Without the images, write out all of the following entries exactly.

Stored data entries
——

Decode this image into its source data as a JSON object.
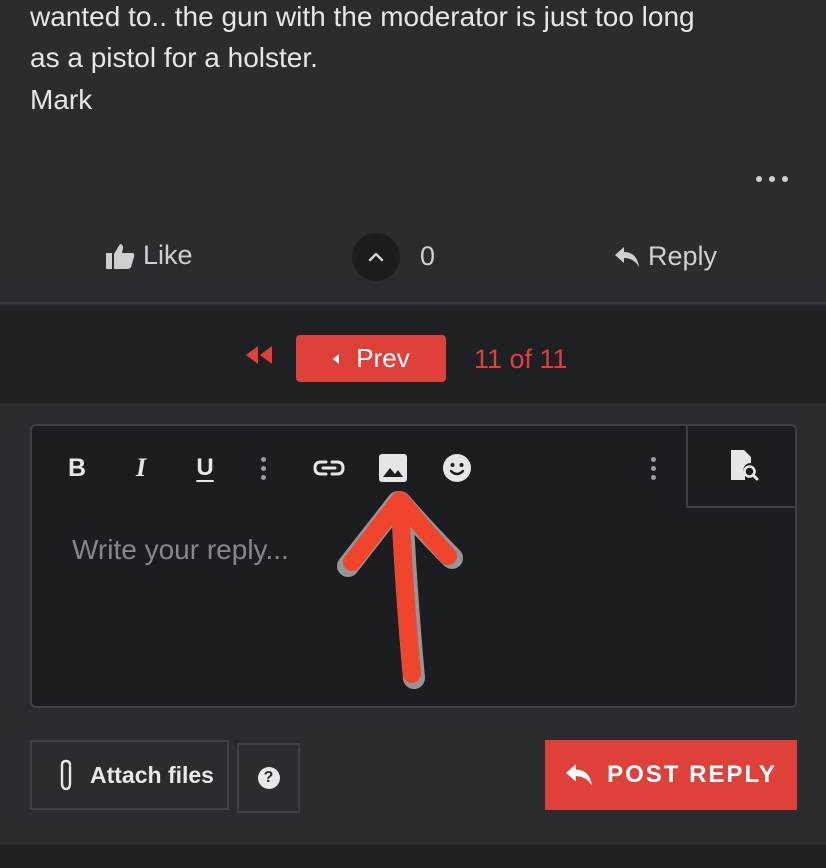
{
  "post": {
    "lines": [
      "wanted to.. the gun with the moderator is just too long",
      "as a pistol for a holster.",
      "Mark"
    ],
    "more_icon": "ellipsis-icon"
  },
  "actions": {
    "like_label": "Like",
    "like_icon": "thumbs-up-icon",
    "vote_icon": "chevron-up-icon",
    "vote_count": "0",
    "reply_label": "Reply",
    "reply_icon": "reply-arrow-icon"
  },
  "pagination": {
    "first_icon": "double-chevron-left-icon",
    "prev_label": "Prev",
    "page_info": "11 of 11"
  },
  "editor": {
    "toolbar": {
      "bold": "B",
      "italic": "I",
      "underline": "U",
      "more_icon": "vertical-ellipsis-icon",
      "link_icon": "link-icon",
      "image_icon": "image-icon",
      "emoji_icon": "smiley-icon",
      "preview_icon": "document-search-icon"
    },
    "placeholder": "Write your reply..."
  },
  "footer": {
    "attach_label": "Attach files",
    "attach_icon": "paperclip-icon",
    "help_icon": "question-circle-icon",
    "help_glyph": "?",
    "post_reply_label": "POST REPLY"
  },
  "colors": {
    "accent": "#e0403a",
    "background": "#2b2c30",
    "editor_background": "#1c1d20"
  }
}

——

*Output of the exercise:*
Decode this image into its source data as a JSON object.
{
  "post": {
    "lines": [
      "wanted to.. the gun with the moderator is just too long",
      "as a pistol for a holster.",
      "Mark"
    ],
    "more_icon": "ellipsis-icon"
  },
  "actions": {
    "like_label": "Like",
    "like_icon": "thumbs-up-icon",
    "vote_icon": "chevron-up-icon",
    "vote_count": "0",
    "reply_label": "Reply",
    "reply_icon": "reply-arrow-icon"
  },
  "pagination": {
    "first_icon": "double-chevron-left-icon",
    "prev_label": "Prev",
    "page_info": "11 of 11"
  },
  "editor": {
    "toolbar": {
      "bold": "B",
      "italic": "I",
      "underline": "U",
      "more_icon": "vertical-ellipsis-icon",
      "link_icon": "link-icon",
      "image_icon": "image-icon",
      "emoji_icon": "smiley-icon",
      "preview_icon": "document-search-icon"
    },
    "placeholder": "Write your reply..."
  },
  "footer": {
    "attach_label": "Attach files",
    "attach_icon": "paperclip-icon",
    "help_icon": "question-circle-icon",
    "help_glyph": "?",
    "post_reply_label": "POST REPLY"
  },
  "colors": {
    "accent": "#e0403a",
    "background": "#2b2c30",
    "editor_background": "#1c1d20"
  }
}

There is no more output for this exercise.